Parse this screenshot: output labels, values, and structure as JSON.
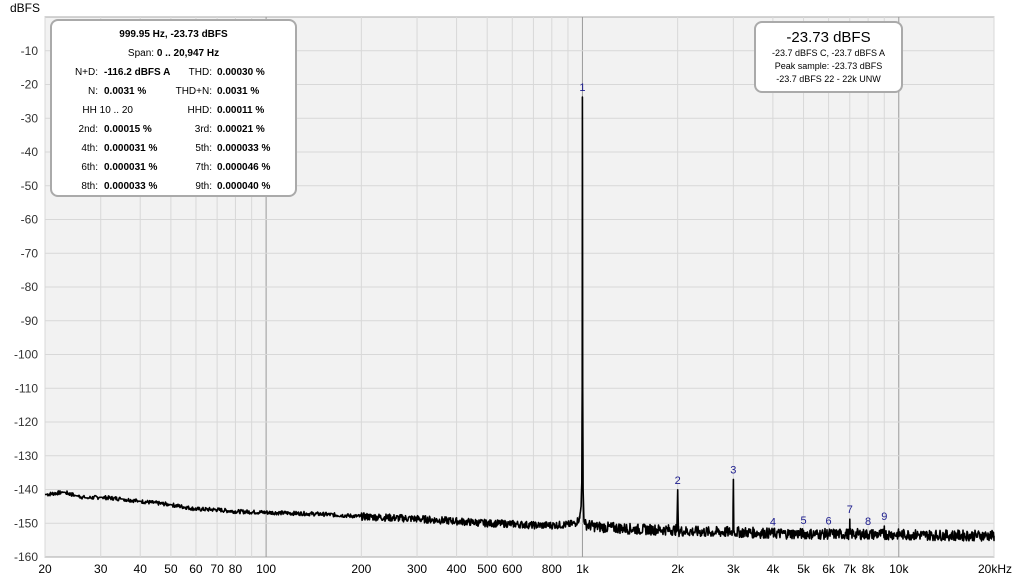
{
  "chart_data": {
    "type": "line",
    "ylabel": "dBFS",
    "xlabel_unit": "",
    "x_scale": "log",
    "xlim": [
      20,
      20000
    ],
    "ylim": [
      -160,
      0
    ],
    "grid": true,
    "y_ticks": [
      -10,
      -20,
      -30,
      -40,
      -50,
      -60,
      -70,
      -80,
      -90,
      -100,
      -110,
      -120,
      -130,
      -140,
      -150,
      -160
    ],
    "x_ticks": [
      {
        "v": 20,
        "label": "20"
      },
      {
        "v": 30,
        "label": "30"
      },
      {
        "v": 40,
        "label": "40"
      },
      {
        "v": 50,
        "label": "50"
      },
      {
        "v": 60,
        "label": "60"
      },
      {
        "v": 70,
        "label": "70"
      },
      {
        "v": 80,
        "label": "80"
      },
      {
        "v": 100,
        "label": "100"
      },
      {
        "v": 200,
        "label": "200"
      },
      {
        "v": 300,
        "label": "300"
      },
      {
        "v": 400,
        "label": "400"
      },
      {
        "v": 500,
        "label": "500"
      },
      {
        "v": 600,
        "label": "600"
      },
      {
        "v": 800,
        "label": "800"
      },
      {
        "v": 1000,
        "label": "1k"
      },
      {
        "v": 2000,
        "label": "2k"
      },
      {
        "v": 3000,
        "label": "3k"
      },
      {
        "v": 4000,
        "label": "4k"
      },
      {
        "v": 5000,
        "label": "5k"
      },
      {
        "v": 6000,
        "label": "6k"
      },
      {
        "v": 7000,
        "label": "7k"
      },
      {
        "v": 8000,
        "label": "8k"
      },
      {
        "v": 10000,
        "label": "10k"
      },
      {
        "v": 20000,
        "label": "20kHz"
      }
    ],
    "series": [
      {
        "x": [
          20,
          23,
          25,
          27,
          30,
          35,
          40,
          50,
          60,
          70,
          80,
          100,
          150,
          200,
          300,
          400,
          500,
          600,
          700,
          800,
          900,
          950,
          980,
          990,
          995,
          998,
          999.95,
          1002,
          1005,
          1010,
          1020,
          1050,
          1100,
          1500,
          1990,
          1995,
          2000,
          2005,
          2010,
          2500,
          2990,
          2995,
          3000,
          3005,
          3010,
          3500,
          4000,
          4500,
          5000,
          5500,
          6000,
          6500,
          6990,
          7000,
          7010,
          7500,
          8000,
          8500,
          8990,
          9000,
          9010,
          10000,
          12000,
          15000,
          20000
        ],
        "y": [
          -141.5,
          -140.8,
          -141.8,
          -142.5,
          -142.3,
          -142.8,
          -143.5,
          -144.5,
          -145.8,
          -146.0,
          -146.5,
          -146.8,
          -147.3,
          -148.0,
          -148.7,
          -149.4,
          -150.0,
          -150.2,
          -150.6,
          -150.6,
          -150.4,
          -150.0,
          -148.5,
          -145,
          -138,
          -110,
          -23.73,
          -110,
          -140,
          -148,
          -150.3,
          -150.6,
          -151.0,
          -151.8,
          -152,
          -146,
          -140.1,
          -146,
          -152.3,
          -152.6,
          -152.6,
          -145,
          -137.0,
          -145,
          -152.6,
          -152.8,
          -153.0,
          -153.1,
          -153.1,
          -153.2,
          -153.2,
          -153.2,
          -153.2,
          -148.8,
          -153.2,
          -153.2,
          -153.3,
          -153.3,
          -153.3,
          -150.8,
          -153.3,
          -153.3,
          -153.5,
          -153.6,
          -153.7
        ]
      }
    ],
    "harmonics": [
      {
        "label": "1",
        "x": 999.95,
        "y": -23.73
      },
      {
        "label": "2",
        "x": 2000,
        "y": -140.1
      },
      {
        "label": "3",
        "x": 3000,
        "y": -137.0
      },
      {
        "label": "4",
        "x": 4000,
        "y": -152.4
      },
      {
        "label": "5",
        "x": 5000,
        "y": -152.0
      },
      {
        "label": "6",
        "x": 6000,
        "y": -152.2
      },
      {
        "label": "7",
        "x": 7000,
        "y": -148.8
      },
      {
        "label": "8",
        "x": 8000,
        "y": -152.3
      },
      {
        "label": "9",
        "x": 9000,
        "y": -150.8
      }
    ]
  },
  "info": {
    "freq_line": "999.95 Hz, -23.73 dBFS",
    "span_label": "Span:",
    "span_value": "0 .. 20,947 Hz",
    "nd_label": "N+D:",
    "nd_value": "-116.2 dBFS A",
    "thd_label": "THD:",
    "thd_value": "0.00030 %",
    "n_label": "N:",
    "n_value": "0.0031 %",
    "thdn_label": "THD+N:",
    "thdn_value": "0.0031 %",
    "hh_label": "HH 10 .. 20",
    "hhd_label": "HHD:",
    "hhd_value": "0.00011 %",
    "h2_label": "2nd:",
    "h2_value": "0.00015 %",
    "h3_label": "3rd:",
    "h3_value": "0.00021 %",
    "h4_label": "4th:",
    "h4_value": "0.000031 %",
    "h5_label": "5th:",
    "h5_value": "0.000033 %",
    "h6_label": "6th:",
    "h6_value": "0.000031 %",
    "h7_label": "7th:",
    "h7_value": "0.000046 %",
    "h8_label": "8th:",
    "h8_value": "0.000033 %",
    "h9_label": "9th:",
    "h9_value": "0.000040 %"
  },
  "peak": {
    "title": "-23.73 dBFS",
    "line1": "-23.7 dBFS C, -23.7 dBFS A",
    "line2": "Peak sample: -23.73 dBFS",
    "line3": "-23.7 dBFS 22 - 22k UNW"
  },
  "colors": {
    "plot_bg": "#f2f2f2",
    "grid": "#d8d8d8",
    "decade_grid": "#9a9a9a",
    "trace": "#000000",
    "harmonic_label": "#1a1a8c"
  }
}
_ _ _ _ _
__THE PROBLEM__:
Give only the number of lines above that hold the string "dBFS".

__EXERCISE OUTPUT__:
7